# Start of Supplied information
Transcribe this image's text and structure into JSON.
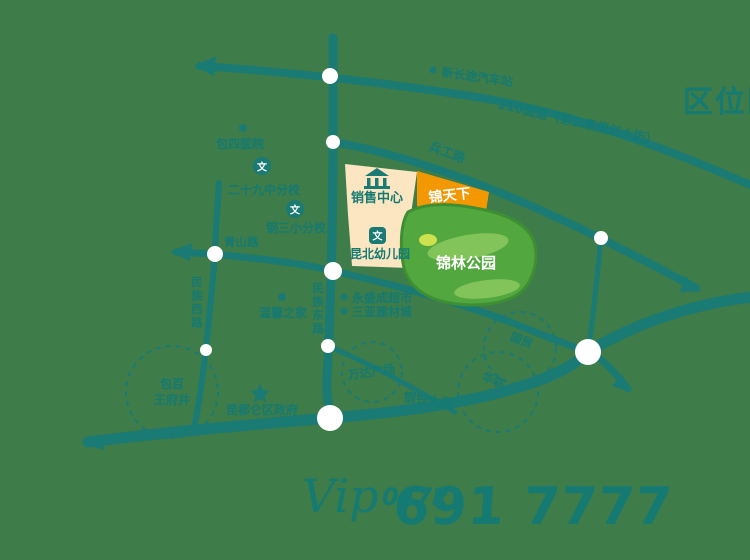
{
  "title": "区位图",
  "colors": {
    "background": "#3E7C49",
    "road_teal": "#1A7A74",
    "text_teal": "#157A72",
    "parcel_cream": "#FCE5C1",
    "parcel_orange": "#F39800",
    "park_green": "#52A83E",
    "park_light": "#82C45A",
    "park_yellow": "#CDE04E",
    "white": "#FFFFFF"
  },
  "roads": {
    "guodao110": "110国道（第二条规划大街）",
    "binggong": "兵工路",
    "minzu_east": "民族东路",
    "minzu_west": "民族西路",
    "qingshan": "青山路",
    "gangtie": "钢铁大街"
  },
  "areas": {
    "sales_center": "销售中心",
    "project": "锦天下",
    "kindergarten": "昆北幼儿园",
    "park": "锦林公园"
  },
  "pois": {
    "bus_station": "新长途汽车站",
    "hospital": "包四医院",
    "school_29": "二十九中分校",
    "school_g3": "钢三小分校",
    "wenxin_home": "温馨之家",
    "supermarket": "永盛成超市",
    "building_material": "三亚建材城",
    "wanda": "万达广场",
    "district_gov": "昆都仑区政府",
    "baobai": "包百",
    "wangfujing": "王府井",
    "guomao": "国贸",
    "hualian": "华联"
  },
  "icons": {
    "wen": "文"
  },
  "phone": {
    "script_logo": "Vip",
    "area_code": "0472",
    "number": "691 7777"
  }
}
# End of Supplied information
§ **What you have to do**: The records above need to be given again exactly. Omit the pictures.

§ **Answer for the task**:
Transcribe this image's text and structure into JSON.
{
  "title": "区位图",
  "colors": {
    "background": "#3E7C49",
    "road_teal": "#1A7A74",
    "text_teal": "#157A72",
    "parcel_cream": "#FCE5C1",
    "parcel_orange": "#F39800",
    "park_green": "#52A83E",
    "park_light": "#82C45A",
    "park_yellow": "#CDE04E",
    "white": "#FFFFFF"
  },
  "roads": {
    "guodao110": "110国道（第二条规划大街）",
    "binggong": "兵工路",
    "minzu_east": "民族东路",
    "minzu_west": "民族西路",
    "qingshan": "青山路",
    "gangtie": "钢铁大街"
  },
  "areas": {
    "sales_center": "销售中心",
    "project": "锦天下",
    "kindergarten": "昆北幼儿园",
    "park": "锦林公园"
  },
  "pois": {
    "bus_station": "新长途汽车站",
    "hospital": "包四医院",
    "school_29": "二十九中分校",
    "school_g3": "钢三小分校",
    "wenxin_home": "温馨之家",
    "supermarket": "永盛成超市",
    "building_material": "三亚建材城",
    "wanda": "万达广场",
    "district_gov": "昆都仑区政府",
    "baobai": "包百",
    "wangfujing": "王府井",
    "guomao": "国贸",
    "hualian": "华联"
  },
  "icons": {
    "wen": "文"
  },
  "phone": {
    "script_logo": "Vip",
    "area_code": "0472",
    "number": "691 7777"
  }
}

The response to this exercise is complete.